Dataset excerpt:

+--

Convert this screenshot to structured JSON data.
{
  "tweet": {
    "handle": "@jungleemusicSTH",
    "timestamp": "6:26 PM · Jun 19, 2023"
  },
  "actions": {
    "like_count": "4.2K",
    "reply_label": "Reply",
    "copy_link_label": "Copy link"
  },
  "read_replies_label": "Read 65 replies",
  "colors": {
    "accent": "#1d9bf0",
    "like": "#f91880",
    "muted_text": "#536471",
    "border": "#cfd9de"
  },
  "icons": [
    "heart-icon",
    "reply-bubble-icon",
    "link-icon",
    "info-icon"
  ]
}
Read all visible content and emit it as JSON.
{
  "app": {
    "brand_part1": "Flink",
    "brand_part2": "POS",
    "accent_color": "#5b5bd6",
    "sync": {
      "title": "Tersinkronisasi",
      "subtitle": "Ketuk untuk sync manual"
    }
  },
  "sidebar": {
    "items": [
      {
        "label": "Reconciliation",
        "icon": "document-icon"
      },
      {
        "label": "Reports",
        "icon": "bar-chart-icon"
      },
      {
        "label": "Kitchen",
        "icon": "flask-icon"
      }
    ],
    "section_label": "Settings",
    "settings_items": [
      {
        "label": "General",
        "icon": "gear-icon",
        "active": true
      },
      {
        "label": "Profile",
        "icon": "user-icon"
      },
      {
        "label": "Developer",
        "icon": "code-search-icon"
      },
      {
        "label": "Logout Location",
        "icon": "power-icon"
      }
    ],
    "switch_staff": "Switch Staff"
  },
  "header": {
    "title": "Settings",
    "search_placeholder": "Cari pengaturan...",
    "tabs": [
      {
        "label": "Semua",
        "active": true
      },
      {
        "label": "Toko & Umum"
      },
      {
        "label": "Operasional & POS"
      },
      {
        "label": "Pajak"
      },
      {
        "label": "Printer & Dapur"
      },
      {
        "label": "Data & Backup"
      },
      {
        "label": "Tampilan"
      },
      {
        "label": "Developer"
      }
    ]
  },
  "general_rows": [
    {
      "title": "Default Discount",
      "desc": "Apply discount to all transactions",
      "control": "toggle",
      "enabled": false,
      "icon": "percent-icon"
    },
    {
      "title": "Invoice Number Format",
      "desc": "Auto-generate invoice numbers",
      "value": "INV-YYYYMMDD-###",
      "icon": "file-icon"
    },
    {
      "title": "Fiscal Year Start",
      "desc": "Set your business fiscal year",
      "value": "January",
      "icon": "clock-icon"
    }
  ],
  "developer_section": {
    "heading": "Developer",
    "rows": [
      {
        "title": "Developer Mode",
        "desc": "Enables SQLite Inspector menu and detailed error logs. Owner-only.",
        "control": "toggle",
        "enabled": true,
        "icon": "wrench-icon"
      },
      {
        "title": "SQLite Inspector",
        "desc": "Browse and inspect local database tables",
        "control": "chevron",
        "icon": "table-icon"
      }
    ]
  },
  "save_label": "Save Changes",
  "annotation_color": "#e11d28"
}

+--

→ PROBLEM DESCRIPTION
All entries must be repeated verbatim.

→ THE COMPLETED TASK
Convert this screenshot to structured JSON data.
{
  "tweet": {
    "handle": "@jungleemusicSTH",
    "timestamp": "6:26 PM · Jun 19, 2023"
  },
  "actions": {
    "like_count": "4.2K",
    "reply_label": "Reply",
    "copy_link_label": "Copy link"
  },
  "read_replies_label": "Read 65 replies",
  "colors": {
    "accent": "#1d9bf0",
    "like": "#f91880",
    "muted_text": "#536471",
    "border": "#cfd9de"
  },
  "icons": [
    "heart-icon",
    "reply-bubble-icon",
    "link-icon",
    "info-icon"
  ]
}
Read all visible content and emit it as JSON.
{
  "app": {
    "brand_part1": "Flink",
    "brand_part2": "POS",
    "accent_color": "#5b5bd6",
    "sync": {
      "title": "Tersinkronisasi",
      "subtitle": "Ketuk untuk sync manual"
    }
  },
  "sidebar": {
    "items": [
      {
        "label": "Reconciliation",
        "icon": "document-icon"
      },
      {
        "label": "Reports",
        "icon": "bar-chart-icon"
      },
      {
        "label": "Kitchen",
        "icon": "flask-icon"
      }
    ],
    "section_label": "Settings",
    "settings_items": [
      {
        "label": "General",
        "icon": "gear-icon",
        "active": true
      },
      {
        "label": "Profile",
        "icon": "user-icon"
      },
      {
        "label": "Developer",
        "icon": "code-search-icon"
      },
      {
        "label": "Logout Location",
        "icon": "power-icon"
      }
    ],
    "switch_staff": "Switch Staff"
  },
  "header": {
    "title": "Settings",
    "search_placeholder": "Cari pengaturan...",
    "tabs": [
      {
        "label": "Semua",
        "active": true
      },
      {
        "label": "Toko & Umum"
      },
      {
        "label": "Operasional & POS"
      },
      {
        "label": "Pajak"
      },
      {
        "label": "Printer & Dapur"
      },
      {
        "label": "Data & Backup"
      },
      {
        "label": "Tampilan"
      },
      {
        "label": "Developer"
      }
    ]
  },
  "general_rows": [
    {
      "title": "Default Discount",
      "desc": "Apply discount to all transactions",
      "control": "toggle",
      "enabled": false,
      "icon": "percent-icon"
    },
    {
      "title": "Invoice Number Format",
      "desc": "Auto-generate invoice numbers",
      "value": "INV-YYYYMMDD-###",
      "icon": "file-icon"
    },
    {
      "title": "Fiscal Year Start",
      "desc": "Set your business fiscal year",
      "value": "January",
      "icon": "clock-icon"
    }
  ],
  "developer_section": {
    "heading": "Developer",
    "rows": [
      {
        "title": "Developer Mode",
        "desc": "Enables SQLite Inspector menu and detailed error logs. Owner-only.",
        "control": "toggle",
        "enabled": true,
        "icon": "wrench-icon"
      },
      {
        "title": "SQLite Inspector",
        "desc": "Browse and inspect local database tables",
        "control": "chevron",
        "icon": "table-icon"
      }
    ]
  },
  "save_label": "Save Changes",
  "annotation_color": "#e11d28"
}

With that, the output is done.